DATA LINES:
'''

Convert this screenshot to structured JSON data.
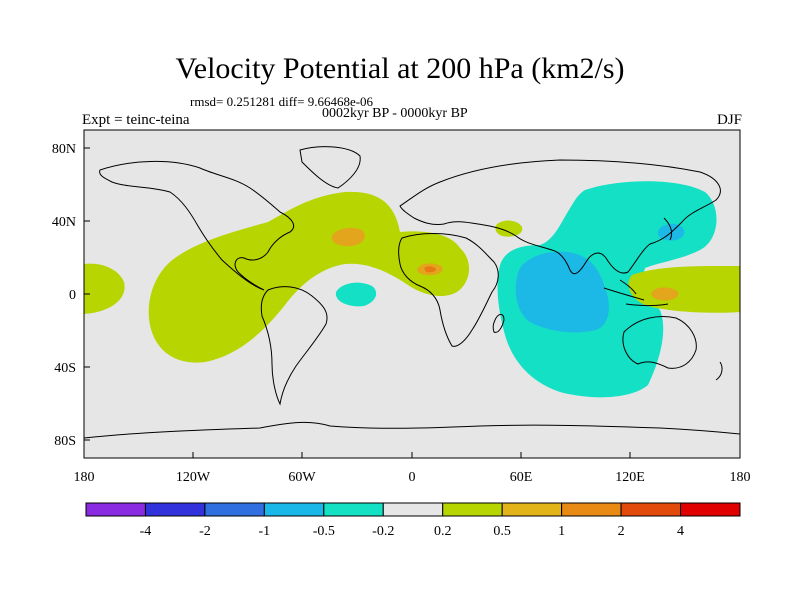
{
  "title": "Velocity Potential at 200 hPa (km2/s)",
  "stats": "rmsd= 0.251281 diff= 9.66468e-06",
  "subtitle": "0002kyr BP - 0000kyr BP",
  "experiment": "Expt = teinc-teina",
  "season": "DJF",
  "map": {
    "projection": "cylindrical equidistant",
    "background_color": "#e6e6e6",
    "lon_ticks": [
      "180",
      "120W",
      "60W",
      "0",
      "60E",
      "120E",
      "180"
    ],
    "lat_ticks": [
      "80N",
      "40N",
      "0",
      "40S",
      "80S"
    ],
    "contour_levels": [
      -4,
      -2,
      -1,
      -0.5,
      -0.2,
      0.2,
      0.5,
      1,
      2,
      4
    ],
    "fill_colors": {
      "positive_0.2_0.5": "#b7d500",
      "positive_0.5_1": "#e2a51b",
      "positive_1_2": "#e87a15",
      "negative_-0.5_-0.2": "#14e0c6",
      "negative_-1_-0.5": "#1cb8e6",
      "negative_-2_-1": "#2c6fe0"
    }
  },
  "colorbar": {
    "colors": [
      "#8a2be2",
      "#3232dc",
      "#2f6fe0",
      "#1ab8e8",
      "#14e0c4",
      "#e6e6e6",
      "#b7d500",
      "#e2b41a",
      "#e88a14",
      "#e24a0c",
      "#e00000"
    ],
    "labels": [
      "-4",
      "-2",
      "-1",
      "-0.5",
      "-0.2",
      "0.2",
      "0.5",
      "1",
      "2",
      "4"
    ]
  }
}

'''

TASK DETAILS: Leave out the pictures and repeat everything else in the records exactly.

THE OUTPUT:
Convert this screenshot to structured JSON data.
{
  "title": "Velocity Potential at 200 hPa (km2/s)",
  "stats": "rmsd= 0.251281 diff= 9.66468e-06",
  "subtitle": "0002kyr BP - 0000kyr BP",
  "experiment": "Expt = teinc-teina",
  "season": "DJF",
  "map": {
    "projection": "cylindrical equidistant",
    "background_color": "#e6e6e6",
    "lon_ticks": [
      "180",
      "120W",
      "60W",
      "0",
      "60E",
      "120E",
      "180"
    ],
    "lat_ticks": [
      "80N",
      "40N",
      "0",
      "40S",
      "80S"
    ],
    "contour_levels": [
      -4,
      -2,
      -1,
      -0.5,
      -0.2,
      0.2,
      0.5,
      1,
      2,
      4
    ],
    "fill_colors": {
      "positive_0.2_0.5": "#b7d500",
      "positive_0.5_1": "#e2a51b",
      "positive_1_2": "#e87a15",
      "negative_-0.5_-0.2": "#14e0c6",
      "negative_-1_-0.5": "#1cb8e6",
      "negative_-2_-1": "#2c6fe0"
    }
  },
  "colorbar": {
    "colors": [
      "#8a2be2",
      "#3232dc",
      "#2f6fe0",
      "#1ab8e8",
      "#14e0c4",
      "#e6e6e6",
      "#b7d500",
      "#e2b41a",
      "#e88a14",
      "#e24a0c",
      "#e00000"
    ],
    "labels": [
      "-4",
      "-2",
      "-1",
      "-0.5",
      "-0.2",
      "0.2",
      "0.5",
      "1",
      "2",
      "4"
    ]
  }
}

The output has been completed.